Exercise goal — Reproduce the data exactly as it stands.

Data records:
%%

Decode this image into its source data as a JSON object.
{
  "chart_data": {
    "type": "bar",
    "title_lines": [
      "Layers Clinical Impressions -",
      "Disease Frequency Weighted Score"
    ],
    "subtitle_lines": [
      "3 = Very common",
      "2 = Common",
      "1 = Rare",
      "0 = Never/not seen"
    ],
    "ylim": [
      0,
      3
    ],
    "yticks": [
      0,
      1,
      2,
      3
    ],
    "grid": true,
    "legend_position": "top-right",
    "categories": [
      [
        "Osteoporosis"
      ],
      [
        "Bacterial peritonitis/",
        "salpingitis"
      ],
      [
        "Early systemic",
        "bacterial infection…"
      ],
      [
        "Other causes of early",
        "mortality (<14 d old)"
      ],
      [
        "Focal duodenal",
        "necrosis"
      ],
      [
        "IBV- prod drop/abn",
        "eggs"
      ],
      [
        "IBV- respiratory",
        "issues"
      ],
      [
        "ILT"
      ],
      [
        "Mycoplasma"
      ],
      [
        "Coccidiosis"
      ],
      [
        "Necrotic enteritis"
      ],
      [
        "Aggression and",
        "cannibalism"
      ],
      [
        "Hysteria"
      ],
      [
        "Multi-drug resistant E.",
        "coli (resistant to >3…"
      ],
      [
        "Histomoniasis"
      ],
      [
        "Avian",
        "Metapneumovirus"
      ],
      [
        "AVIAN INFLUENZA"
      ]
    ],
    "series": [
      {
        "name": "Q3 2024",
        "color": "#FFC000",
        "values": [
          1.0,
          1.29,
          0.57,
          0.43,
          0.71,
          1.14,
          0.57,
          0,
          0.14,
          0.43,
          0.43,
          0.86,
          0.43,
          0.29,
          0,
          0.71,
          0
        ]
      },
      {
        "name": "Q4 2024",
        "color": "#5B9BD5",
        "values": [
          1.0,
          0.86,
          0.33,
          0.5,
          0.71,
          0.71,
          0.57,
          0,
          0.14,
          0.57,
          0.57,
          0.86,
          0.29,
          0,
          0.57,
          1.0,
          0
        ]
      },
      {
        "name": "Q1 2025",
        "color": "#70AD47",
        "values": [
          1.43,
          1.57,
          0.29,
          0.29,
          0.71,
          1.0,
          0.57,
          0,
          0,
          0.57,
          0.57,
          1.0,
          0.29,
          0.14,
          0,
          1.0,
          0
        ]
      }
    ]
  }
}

%%

Output of the exercise —
Decode this image into its source data as a JSON object.
{
  "chart_data": {
    "type": "bar",
    "title_lines": [
      "Layers Clinical Impressions -",
      "Disease Frequency Weighted Score"
    ],
    "subtitle_lines": [
      "3 = Very common",
      "2 = Common",
      "1 = Rare",
      "0 = Never/not seen"
    ],
    "ylim": [
      0,
      3
    ],
    "yticks": [
      0,
      1,
      2,
      3
    ],
    "grid": true,
    "legend_position": "top-right",
    "categories": [
      [
        "Osteoporosis"
      ],
      [
        "Bacterial peritonitis/",
        "salpingitis"
      ],
      [
        "Early systemic",
        "bacterial infection…"
      ],
      [
        "Other causes of early",
        "mortality (<14 d old)"
      ],
      [
        "Focal duodenal",
        "necrosis"
      ],
      [
        "IBV- prod drop/abn",
        "eggs"
      ],
      [
        "IBV- respiratory",
        "issues"
      ],
      [
        "ILT"
      ],
      [
        "Mycoplasma"
      ],
      [
        "Coccidiosis"
      ],
      [
        "Necrotic enteritis"
      ],
      [
        "Aggression and",
        "cannibalism"
      ],
      [
        "Hysteria"
      ],
      [
        "Multi-drug resistant E.",
        "coli (resistant to >3…"
      ],
      [
        "Histomoniasis"
      ],
      [
        "Avian",
        "Metapneumovirus"
      ],
      [
        "AVIAN INFLUENZA"
      ]
    ],
    "series": [
      {
        "name": "Q3 2024",
        "color": "#FFC000",
        "values": [
          1.0,
          1.29,
          0.57,
          0.43,
          0.71,
          1.14,
          0.57,
          0,
          0.14,
          0.43,
          0.43,
          0.86,
          0.43,
          0.29,
          0,
          0.71,
          0
        ]
      },
      {
        "name": "Q4 2024",
        "color": "#5B9BD5",
        "values": [
          1.0,
          0.86,
          0.33,
          0.5,
          0.71,
          0.71,
          0.57,
          0,
          0.14,
          0.57,
          0.57,
          0.86,
          0.29,
          0,
          0.57,
          1.0,
          0
        ]
      },
      {
        "name": "Q1 2025",
        "color": "#70AD47",
        "values": [
          1.43,
          1.57,
          0.29,
          0.29,
          0.71,
          1.0,
          0.57,
          0,
          0,
          0.57,
          0.57,
          1.0,
          0.29,
          0.14,
          0,
          1.0,
          0
        ]
      }
    ]
  }
}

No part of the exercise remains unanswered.